## What is expected
Could you rewrite the part of the optics post that opens with the words containing "This snapshot is" and closes with "a vector field.", swapping "scalar field" for "scalar function"?

Begin Provided text

This snapshot is taken from Principles of Optics by Born and Wolf.
I'm not able to comprehend the equation $(3)$ above.
First they take the identity $$\textrm{curl}~{u\mathbf v} = u~\textrm{curl}~{ \mathbf v} + \left(\textrm{grad}~ u\right)~\boldsymbol\land~ \mathbf v,$$ where $u$ is a scalar field and $\mathbf v$ is a vector field.
Using it in $(2),$ we get $$\textrm{curl}~\left(\frac1\mu \textrm{curl}~\mathbf E\right) = \frac1\mu ~\textrm{curl}\left(\textrm{curl}~ \mathbf E\right) + \left(\textrm{grad}~\frac1\mu\right)~\boldsymbol\land~ \textrm{curl}~\mathbf E\,.$$
So, the equation $(3)$ would be $$\boldsymbol\nabla^2~\mathbf E - \frac{\varepsilon\mu}{c^2}~\ddot{\mathbf E}+ \left(\textrm{grad}~\frac1\mu\right)~\boldsymbol\land~ \textrm{curl}~\mathbf E - \textrm{grad}~\textrm{div}~\mathbf E\,. $$
But this is not the same as given in the snapshot above viz. $$\boldsymbol\nabla^2~\mathbf E - \frac{\varepsilon\mu}{c^2}~\ddot{\mathbf E}+ \left(\textrm{grad}~\color{red}{\log \mu}\right)~\boldsymbol\land~ \textrm{curl}~\mathbf E - \textrm{grad}~\textrm{div}~\mathbf E\,. $$
They have done same sort of things in the later equations too.

End Provided text
Begin Extracted data

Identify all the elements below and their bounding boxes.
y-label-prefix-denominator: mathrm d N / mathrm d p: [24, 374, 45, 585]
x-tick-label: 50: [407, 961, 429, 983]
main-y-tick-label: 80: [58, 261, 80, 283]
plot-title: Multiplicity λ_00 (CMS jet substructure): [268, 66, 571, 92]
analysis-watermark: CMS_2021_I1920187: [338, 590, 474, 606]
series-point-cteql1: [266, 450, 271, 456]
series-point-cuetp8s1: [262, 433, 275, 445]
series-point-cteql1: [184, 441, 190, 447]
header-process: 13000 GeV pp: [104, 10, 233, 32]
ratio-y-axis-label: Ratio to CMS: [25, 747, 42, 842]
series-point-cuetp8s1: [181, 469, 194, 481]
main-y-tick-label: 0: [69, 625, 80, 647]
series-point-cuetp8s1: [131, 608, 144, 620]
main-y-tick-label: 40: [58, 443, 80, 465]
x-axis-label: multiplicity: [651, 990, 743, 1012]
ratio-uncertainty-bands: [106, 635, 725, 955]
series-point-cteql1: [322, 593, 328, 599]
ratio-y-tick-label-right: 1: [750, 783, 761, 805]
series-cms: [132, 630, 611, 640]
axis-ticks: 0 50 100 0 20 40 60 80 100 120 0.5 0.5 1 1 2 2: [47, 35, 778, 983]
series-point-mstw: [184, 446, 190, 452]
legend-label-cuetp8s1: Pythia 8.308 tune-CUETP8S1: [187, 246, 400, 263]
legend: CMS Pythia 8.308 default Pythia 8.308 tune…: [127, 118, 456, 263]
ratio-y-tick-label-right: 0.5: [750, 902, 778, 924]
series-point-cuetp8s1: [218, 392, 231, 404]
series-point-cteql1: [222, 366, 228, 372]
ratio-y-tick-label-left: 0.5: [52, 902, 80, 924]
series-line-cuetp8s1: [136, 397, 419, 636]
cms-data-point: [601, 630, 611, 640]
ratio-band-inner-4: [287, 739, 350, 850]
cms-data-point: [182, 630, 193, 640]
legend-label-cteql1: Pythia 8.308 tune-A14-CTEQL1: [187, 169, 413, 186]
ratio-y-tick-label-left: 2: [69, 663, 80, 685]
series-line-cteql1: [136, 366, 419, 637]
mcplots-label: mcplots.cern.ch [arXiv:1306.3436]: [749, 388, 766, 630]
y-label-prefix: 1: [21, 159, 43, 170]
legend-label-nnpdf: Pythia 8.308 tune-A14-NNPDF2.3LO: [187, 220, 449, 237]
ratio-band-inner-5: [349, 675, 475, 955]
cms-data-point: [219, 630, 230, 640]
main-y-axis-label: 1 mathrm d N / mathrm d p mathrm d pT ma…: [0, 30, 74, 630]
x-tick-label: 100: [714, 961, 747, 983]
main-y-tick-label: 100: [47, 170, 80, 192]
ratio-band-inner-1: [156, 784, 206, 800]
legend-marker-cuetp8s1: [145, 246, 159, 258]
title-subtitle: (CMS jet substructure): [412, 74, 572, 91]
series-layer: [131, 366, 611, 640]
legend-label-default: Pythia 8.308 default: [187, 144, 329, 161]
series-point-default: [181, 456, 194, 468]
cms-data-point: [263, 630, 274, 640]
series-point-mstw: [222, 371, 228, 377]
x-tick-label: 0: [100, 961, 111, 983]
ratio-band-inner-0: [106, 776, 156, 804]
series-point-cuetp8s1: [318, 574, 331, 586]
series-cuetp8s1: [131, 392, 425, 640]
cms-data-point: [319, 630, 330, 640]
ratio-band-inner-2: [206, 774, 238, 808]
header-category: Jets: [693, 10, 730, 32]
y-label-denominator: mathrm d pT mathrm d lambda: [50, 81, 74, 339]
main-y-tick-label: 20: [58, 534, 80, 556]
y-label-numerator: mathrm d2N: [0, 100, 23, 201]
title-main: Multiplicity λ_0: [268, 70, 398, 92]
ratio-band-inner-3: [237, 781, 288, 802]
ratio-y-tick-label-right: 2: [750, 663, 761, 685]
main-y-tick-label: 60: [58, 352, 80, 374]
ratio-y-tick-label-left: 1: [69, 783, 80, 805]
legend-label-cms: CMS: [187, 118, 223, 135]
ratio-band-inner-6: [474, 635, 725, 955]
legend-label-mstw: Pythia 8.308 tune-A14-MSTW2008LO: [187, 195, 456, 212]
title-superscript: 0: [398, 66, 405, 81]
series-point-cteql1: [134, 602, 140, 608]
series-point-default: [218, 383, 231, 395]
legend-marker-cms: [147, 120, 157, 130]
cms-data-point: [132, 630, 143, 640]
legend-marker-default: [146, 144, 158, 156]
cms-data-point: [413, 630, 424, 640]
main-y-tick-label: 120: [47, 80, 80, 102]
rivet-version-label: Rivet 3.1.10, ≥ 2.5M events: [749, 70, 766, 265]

End Extracted data

## Finished answer
This snapshot is taken from Principles of Optics by Born and Wolf.
I'm not able to comprehend the equation $(3)$ above.
First they take the identity $$\textrm{curl}~{u\mathbf v} = u~\textrm{curl}~{ \mathbf v} + \left(\textrm{grad}~ u\right)~\boldsymbol\land~ \mathbf v,$$ where $u$ is a scalar function and $\mathbf v$ is a vector field.